▶ **Work required**:
Copy the data below line for line, changing nothing.

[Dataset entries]
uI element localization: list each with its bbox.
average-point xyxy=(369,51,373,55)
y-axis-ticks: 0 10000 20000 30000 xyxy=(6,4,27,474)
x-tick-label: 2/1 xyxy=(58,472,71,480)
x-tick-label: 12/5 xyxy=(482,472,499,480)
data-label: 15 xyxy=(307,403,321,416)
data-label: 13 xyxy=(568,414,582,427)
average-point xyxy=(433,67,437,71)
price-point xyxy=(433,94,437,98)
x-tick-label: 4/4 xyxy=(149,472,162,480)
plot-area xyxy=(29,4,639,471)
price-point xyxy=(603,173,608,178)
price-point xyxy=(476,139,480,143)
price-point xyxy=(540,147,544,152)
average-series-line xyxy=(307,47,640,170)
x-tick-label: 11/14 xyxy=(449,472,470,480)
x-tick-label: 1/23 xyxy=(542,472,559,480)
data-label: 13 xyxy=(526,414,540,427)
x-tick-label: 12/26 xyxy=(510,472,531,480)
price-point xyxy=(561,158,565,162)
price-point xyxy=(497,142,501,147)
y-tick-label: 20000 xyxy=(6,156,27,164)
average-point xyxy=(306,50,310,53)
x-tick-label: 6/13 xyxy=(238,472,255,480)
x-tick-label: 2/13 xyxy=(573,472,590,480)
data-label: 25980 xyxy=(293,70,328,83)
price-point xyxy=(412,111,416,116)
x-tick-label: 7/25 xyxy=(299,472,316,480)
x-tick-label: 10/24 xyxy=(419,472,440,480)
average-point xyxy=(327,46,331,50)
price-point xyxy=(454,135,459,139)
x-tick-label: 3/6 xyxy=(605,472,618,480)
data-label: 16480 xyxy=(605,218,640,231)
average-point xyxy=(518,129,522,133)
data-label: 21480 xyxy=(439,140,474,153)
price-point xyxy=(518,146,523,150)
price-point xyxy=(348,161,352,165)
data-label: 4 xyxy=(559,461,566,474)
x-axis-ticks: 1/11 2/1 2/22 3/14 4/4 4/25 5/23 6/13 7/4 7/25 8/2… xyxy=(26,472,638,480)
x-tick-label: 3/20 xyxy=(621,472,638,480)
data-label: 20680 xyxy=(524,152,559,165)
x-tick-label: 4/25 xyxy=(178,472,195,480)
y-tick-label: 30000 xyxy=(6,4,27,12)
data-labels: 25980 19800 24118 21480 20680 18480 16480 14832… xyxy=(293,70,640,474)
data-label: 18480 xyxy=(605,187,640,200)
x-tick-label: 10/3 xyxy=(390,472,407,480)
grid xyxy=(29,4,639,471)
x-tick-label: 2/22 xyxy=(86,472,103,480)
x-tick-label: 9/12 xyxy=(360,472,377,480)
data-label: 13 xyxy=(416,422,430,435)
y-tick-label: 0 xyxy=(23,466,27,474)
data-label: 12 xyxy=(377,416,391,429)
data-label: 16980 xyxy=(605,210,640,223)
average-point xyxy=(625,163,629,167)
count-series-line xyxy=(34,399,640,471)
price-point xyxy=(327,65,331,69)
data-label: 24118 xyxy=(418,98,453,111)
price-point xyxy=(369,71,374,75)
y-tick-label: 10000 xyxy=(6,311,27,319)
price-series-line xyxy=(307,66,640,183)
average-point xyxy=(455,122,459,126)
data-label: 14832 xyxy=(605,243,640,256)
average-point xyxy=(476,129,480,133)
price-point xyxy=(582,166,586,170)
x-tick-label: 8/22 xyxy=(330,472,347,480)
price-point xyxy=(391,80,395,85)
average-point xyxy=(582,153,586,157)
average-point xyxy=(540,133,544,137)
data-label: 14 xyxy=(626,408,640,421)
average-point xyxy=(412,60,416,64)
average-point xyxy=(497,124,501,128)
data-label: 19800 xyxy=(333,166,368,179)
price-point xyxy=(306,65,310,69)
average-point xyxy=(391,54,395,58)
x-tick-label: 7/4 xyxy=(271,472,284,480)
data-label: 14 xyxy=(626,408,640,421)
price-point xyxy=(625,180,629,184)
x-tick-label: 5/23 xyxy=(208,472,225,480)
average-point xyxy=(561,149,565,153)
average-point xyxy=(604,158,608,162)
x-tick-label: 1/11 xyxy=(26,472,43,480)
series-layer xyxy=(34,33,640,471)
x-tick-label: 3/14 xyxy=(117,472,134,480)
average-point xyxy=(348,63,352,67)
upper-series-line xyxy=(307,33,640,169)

▶ **Result for this exercise**:
uI element localization: list each with its bbox.
average-point xyxy=(369,51,373,55)
y-axis-ticks: 0 10000 20000 30000 xyxy=(6,4,27,474)
x-tick-label: 2/1 xyxy=(58,472,71,480)
x-tick-label: 12/5 xyxy=(482,472,499,480)
data-label: 15 xyxy=(307,403,321,416)
data-label: 13 xyxy=(568,414,582,427)
average-point xyxy=(433,67,437,71)
price-point xyxy=(433,94,437,98)
x-tick-label: 4/4 xyxy=(149,472,162,480)
plot-area xyxy=(29,4,639,471)
price-point xyxy=(603,173,608,178)
price-point xyxy=(476,139,480,143)
price-point xyxy=(540,147,544,152)
average-series-line xyxy=(307,47,640,170)
x-tick-label: 11/14 xyxy=(449,472,470,480)
x-tick-label: 1/23 xyxy=(542,472,559,480)
data-label: 13 xyxy=(526,414,540,427)
x-tick-label: 12/26 xyxy=(510,472,531,480)
price-point xyxy=(561,158,565,162)
price-point xyxy=(497,142,501,147)
y-tick-label: 20000 xyxy=(6,156,27,164)
average-point xyxy=(306,50,310,53)
x-tick-label: 6/13 xyxy=(238,472,255,480)
x-tick-label: 2/13 xyxy=(573,472,590,480)
data-label: 25980 xyxy=(293,70,328,83)
price-point xyxy=(412,111,416,116)
x-tick-label: 7/25 xyxy=(299,472,316,480)
x-tick-label: 10/24 xyxy=(419,472,440,480)
average-point xyxy=(327,46,331,50)
price-point xyxy=(454,135,459,139)
x-tick-label: 3/6 xyxy=(605,472,618,480)
data-label: 16480 xyxy=(605,218,640,231)
average-point xyxy=(518,129,522,133)
data-label: 21480 xyxy=(439,140,474,153)
price-point xyxy=(518,146,523,150)
price-point xyxy=(348,161,352,165)
data-label: 4 xyxy=(559,461,566,474)
x-axis-ticks: 1/11 2/1 2/22 3/14 4/4 4/25 5/23 6/13 7/4 7/25 8/2… xyxy=(26,472,638,480)
x-tick-label: 3/20 xyxy=(621,472,638,480)
data-label: 20680 xyxy=(524,152,559,165)
x-tick-label: 4/25 xyxy=(178,472,195,480)
y-tick-label: 30000 xyxy=(6,4,27,12)
data-labels: 25980 19800 24118 21480 20680 18480 16480 14832… xyxy=(293,70,640,474)
data-label: 18480 xyxy=(605,187,640,200)
x-tick-label: 10/3 xyxy=(390,472,407,480)
grid xyxy=(29,4,639,471)
x-tick-label: 2/22 xyxy=(86,472,103,480)
x-tick-label: 9/12 xyxy=(360,472,377,480)
data-label: 13 xyxy=(416,422,430,435)
y-tick-label: 0 xyxy=(23,466,27,474)
data-label: 12 xyxy=(377,416,391,429)
data-label: 16980 xyxy=(605,210,640,223)
average-point xyxy=(625,163,629,167)
count-series-line xyxy=(34,399,640,471)
price-point xyxy=(327,65,331,69)
data-label: 24118 xyxy=(418,98,453,111)
price-point xyxy=(369,71,374,75)
y-tick-label: 10000 xyxy=(6,311,27,319)
price-series-line xyxy=(307,66,640,183)
average-point xyxy=(455,122,459,126)
data-label: 14832 xyxy=(605,243,640,256)
average-point xyxy=(476,129,480,133)
price-point xyxy=(582,166,586,170)
x-tick-label: 8/22 xyxy=(330,472,347,480)
price-point xyxy=(391,80,395,85)
average-point xyxy=(582,153,586,157)
average-point xyxy=(540,133,544,137)
data-label: 14 xyxy=(626,408,640,421)
average-point xyxy=(412,60,416,64)
average-point xyxy=(497,124,501,128)
data-label: 19800 xyxy=(333,166,368,179)
price-point xyxy=(306,65,310,69)
average-point xyxy=(391,54,395,58)
x-tick-label: 7/4 xyxy=(271,472,284,480)
data-label: 14 xyxy=(626,408,640,421)
price-point xyxy=(625,180,629,184)
x-tick-label: 5/23 xyxy=(208,472,225,480)
average-point xyxy=(561,149,565,153)
average-point xyxy=(604,158,608,162)
x-tick-label: 1/11 xyxy=(26,472,43,480)
series-layer xyxy=(34,33,640,471)
x-tick-label: 3/14 xyxy=(117,472,134,480)
average-point xyxy=(348,63,352,67)
upper-series-line xyxy=(307,33,640,169)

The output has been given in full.